Brief: Give the data below again exactly as it stands. Omit the pictures.
▬▬▬
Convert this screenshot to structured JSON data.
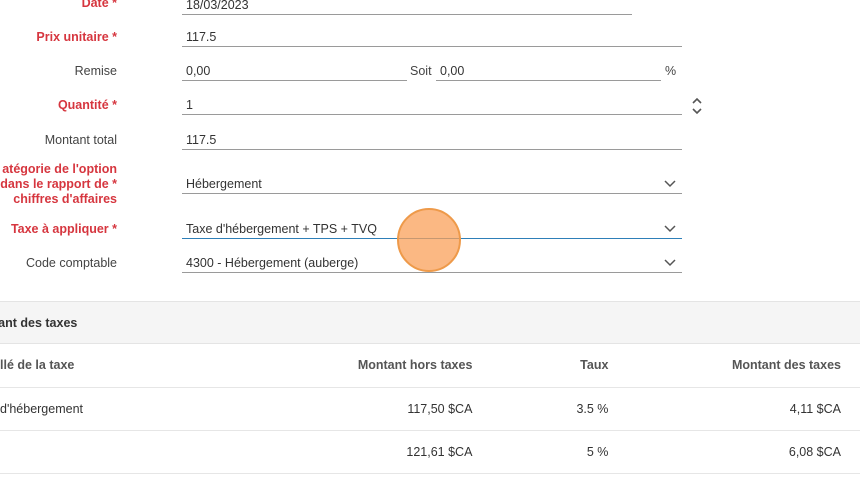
{
  "form": {
    "date": {
      "label": "Date *",
      "value": "18/03/2023"
    },
    "prix_unitaire": {
      "label": "Prix unitaire *",
      "value": "117.5"
    },
    "remise": {
      "label": "Remise",
      "value": "0,00",
      "soit_label": "Soit",
      "soit_value": "0,00",
      "percent": "%"
    },
    "quantite": {
      "label": "Quantité *",
      "value": "1"
    },
    "montant_total": {
      "label": "Montant total",
      "value": "117.5"
    },
    "categorie": {
      "label_line1": "atégorie de l'option",
      "label_line2": "dans le rapport de *",
      "label_line3": "chiffres d'affaires",
      "value": "Hébergement"
    },
    "taxe": {
      "label": "Taxe à appliquer *",
      "value": "Taxe d'hébergement + TPS + TVQ"
    },
    "code_comptable": {
      "label": "Code comptable",
      "value": "4300 - Hébergement (auberge)"
    }
  },
  "taxes_section": {
    "title": "tant des taxes",
    "columns": [
      "llé de la taxe",
      "Montant hors taxes",
      "Taux",
      "Montant des taxes"
    ],
    "rows": [
      {
        "name": "d'hébergement",
        "base": "117,50 $CA",
        "rate": "3.5 %",
        "amount": "4,11 $CA"
      },
      {
        "name": "",
        "base": "121,61 $CA",
        "rate": "5 %",
        "amount": "6,08 $CA"
      }
    ]
  },
  "colors": {
    "required": "#d6363f",
    "active_underline": "#2e7fb8",
    "highlight": "#f9a15a"
  },
  "icons": {
    "select": "chevron-down-icon",
    "stepper": "stepper-icon"
  }
}
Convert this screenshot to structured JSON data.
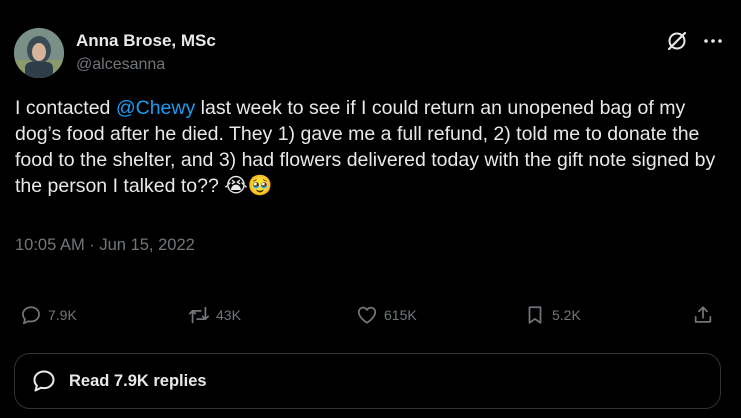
{
  "author": {
    "display_name": "Anna Brose, MSc",
    "handle": "@alcesanna",
    "avatar_icon": "user-avatar"
  },
  "tweet": {
    "text_before_mention": "I contacted ",
    "mention": "@Chewy",
    "text_after_mention": " last week to see if I could return an unopened bag of my dog’s food after he died. They 1) gave me a full refund, 2) told me to donate the food to the shelter, and 3) had flowers delivered today with the gift note signed by the person I talked to?? ",
    "emojis": "😭🥹",
    "timestamp": "10:05 AM · Jun 15, 2022"
  },
  "actions": {
    "replies": "7.9K",
    "retweets": "43K",
    "likes": "615K",
    "bookmarks": "5.2K"
  },
  "read_replies": {
    "label": "Read 7.9K replies"
  },
  "colors": {
    "background": "#000000",
    "text": "#e7e9ea",
    "muted": "#71767b",
    "accent": "#1d9bf0",
    "border": "#2f3336"
  }
}
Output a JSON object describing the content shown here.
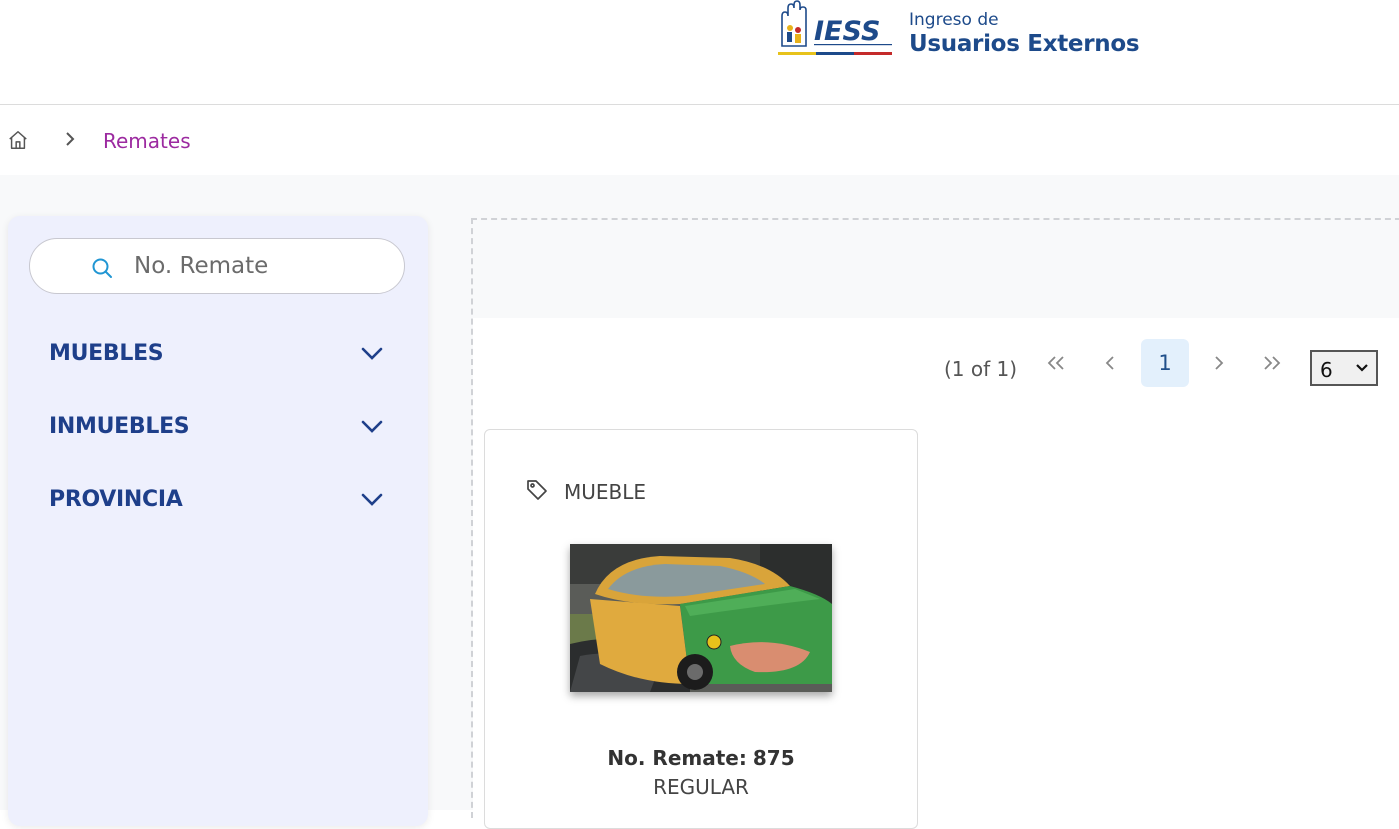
▬▬▬
Exercise solution:
Convert this screenshot to structured JSON data.
{
  "form": {
    "date": {
      "label": "Date *",
      "value": "18/03/2023"
    },
    "prix_unitaire": {
      "label": "Prix unitaire *",
      "value": "117.5"
    },
    "remise": {
      "label": "Remise",
      "value": "0,00",
      "soit_label": "Soit",
      "soit_value": "0,00",
      "percent": "%"
    },
    "quantite": {
      "label": "Quantité *",
      "value": "1"
    },
    "montant_total": {
      "label": "Montant total",
      "value": "117.5"
    },
    "categorie": {
      "label_line1": "atégorie de l'option",
      "label_line2": "dans le rapport de *",
      "label_line3": "chiffres d'affaires",
      "value": "Hébergement"
    },
    "taxe": {
      "label": "Taxe à appliquer *",
      "value": "Taxe d'hébergement + TPS + TVQ"
    },
    "code_comptable": {
      "label": "Code comptable",
      "value": "4300 - Hébergement (auberge)"
    }
  },
  "taxes_section": {
    "title": "tant des taxes",
    "columns": [
      "llé de la taxe",
      "Montant hors taxes",
      "Taux",
      "Montant des taxes"
    ],
    "rows": [
      {
        "name": "d'hébergement",
        "base": "117,50 $CA",
        "rate": "3.5 %",
        "amount": "4,11 $CA"
      },
      {
        "name": "",
        "base": "121,61 $CA",
        "rate": "5 %",
        "amount": "6,08 $CA"
      }
    ]
  },
  "colors": {
    "required": "#d6363f",
    "active_underline": "#2e7fb8",
    "highlight": "#f9a15a"
  },
  "icons": {
    "select": "chevron-down-icon",
    "stepper": "stepper-icon"
  }
}
Convert this screenshot to structured JSON data.
{
  "author": {
    "display_name": "Anna Brose, MSc",
    "handle": "@alcesanna",
    "avatar_icon": "user-avatar"
  },
  "tweet": {
    "text_before_mention": "I contacted ",
    "mention": "@Chewy",
    "text_after_mention": " last week to see if I could return an unopened bag of my dog’s food after he died. They 1) gave me a full refund, 2) told me to donate the food to the shelter, and 3) had flowers delivered today with the gift note signed by the person I talked to?? ",
    "emojis": "😭🥹",
    "timestamp": "10:05 AM · Jun 15, 2022"
  },
  "actions": {
    "replies": "7.9K",
    "retweets": "43K",
    "likes": "615K",
    "bookmarks": "5.2K"
  },
  "read_replies": {
    "label": "Read 7.9K replies"
  },
  "colors": {
    "background": "#000000",
    "text": "#e7e9ea",
    "muted": "#71767b",
    "accent": "#1d9bf0",
    "border": "#2f3336"
  }
}
Output a JSON object describing the content shown here.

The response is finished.